Provide the number of lines where the word "title" occurs, and no other text.
--- Start ---
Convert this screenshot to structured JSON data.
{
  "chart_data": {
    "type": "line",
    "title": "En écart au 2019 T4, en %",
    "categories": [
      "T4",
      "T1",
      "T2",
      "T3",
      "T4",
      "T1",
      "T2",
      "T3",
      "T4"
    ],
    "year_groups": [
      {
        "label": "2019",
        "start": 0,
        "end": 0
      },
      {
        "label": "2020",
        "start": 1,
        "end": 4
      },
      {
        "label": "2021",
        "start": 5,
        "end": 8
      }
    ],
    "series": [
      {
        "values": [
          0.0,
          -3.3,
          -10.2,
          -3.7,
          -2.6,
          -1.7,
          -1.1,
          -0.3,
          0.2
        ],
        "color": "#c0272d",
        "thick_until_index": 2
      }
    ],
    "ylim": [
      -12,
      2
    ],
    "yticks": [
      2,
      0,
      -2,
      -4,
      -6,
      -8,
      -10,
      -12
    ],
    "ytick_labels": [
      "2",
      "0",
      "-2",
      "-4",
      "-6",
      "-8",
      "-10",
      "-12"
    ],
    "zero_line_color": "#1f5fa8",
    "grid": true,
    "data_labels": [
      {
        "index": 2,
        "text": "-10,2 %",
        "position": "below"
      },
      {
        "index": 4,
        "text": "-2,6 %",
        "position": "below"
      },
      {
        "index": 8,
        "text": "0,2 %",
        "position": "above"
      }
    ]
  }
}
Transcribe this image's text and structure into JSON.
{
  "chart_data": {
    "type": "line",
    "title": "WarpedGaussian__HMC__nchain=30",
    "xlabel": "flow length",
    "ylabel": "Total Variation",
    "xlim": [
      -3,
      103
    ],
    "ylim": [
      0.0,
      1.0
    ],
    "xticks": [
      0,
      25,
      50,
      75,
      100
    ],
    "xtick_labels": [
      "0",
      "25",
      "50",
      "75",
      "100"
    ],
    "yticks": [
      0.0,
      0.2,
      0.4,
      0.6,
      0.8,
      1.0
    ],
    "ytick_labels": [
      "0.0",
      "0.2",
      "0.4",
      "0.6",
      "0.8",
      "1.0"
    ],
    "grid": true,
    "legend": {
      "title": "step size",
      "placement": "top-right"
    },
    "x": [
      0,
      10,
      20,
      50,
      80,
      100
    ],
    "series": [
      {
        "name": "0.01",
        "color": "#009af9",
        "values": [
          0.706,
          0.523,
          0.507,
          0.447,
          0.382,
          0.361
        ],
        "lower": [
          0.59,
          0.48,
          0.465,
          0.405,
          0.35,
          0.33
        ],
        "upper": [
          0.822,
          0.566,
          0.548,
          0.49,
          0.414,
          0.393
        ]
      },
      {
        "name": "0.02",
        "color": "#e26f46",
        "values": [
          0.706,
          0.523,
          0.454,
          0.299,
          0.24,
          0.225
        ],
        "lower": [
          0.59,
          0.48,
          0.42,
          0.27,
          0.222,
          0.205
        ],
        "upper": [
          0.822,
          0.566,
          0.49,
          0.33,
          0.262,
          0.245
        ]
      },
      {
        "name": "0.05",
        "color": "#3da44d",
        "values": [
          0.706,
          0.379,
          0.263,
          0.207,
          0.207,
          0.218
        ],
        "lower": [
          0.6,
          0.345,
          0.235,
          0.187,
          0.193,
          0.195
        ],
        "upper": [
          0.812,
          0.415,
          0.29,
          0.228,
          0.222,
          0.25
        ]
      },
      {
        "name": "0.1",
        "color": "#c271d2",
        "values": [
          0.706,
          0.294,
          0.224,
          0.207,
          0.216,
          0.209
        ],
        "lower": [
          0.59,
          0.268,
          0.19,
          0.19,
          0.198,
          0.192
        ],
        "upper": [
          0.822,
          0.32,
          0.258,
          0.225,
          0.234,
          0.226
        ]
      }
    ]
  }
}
--- End ---
| THE RESPONSE |
3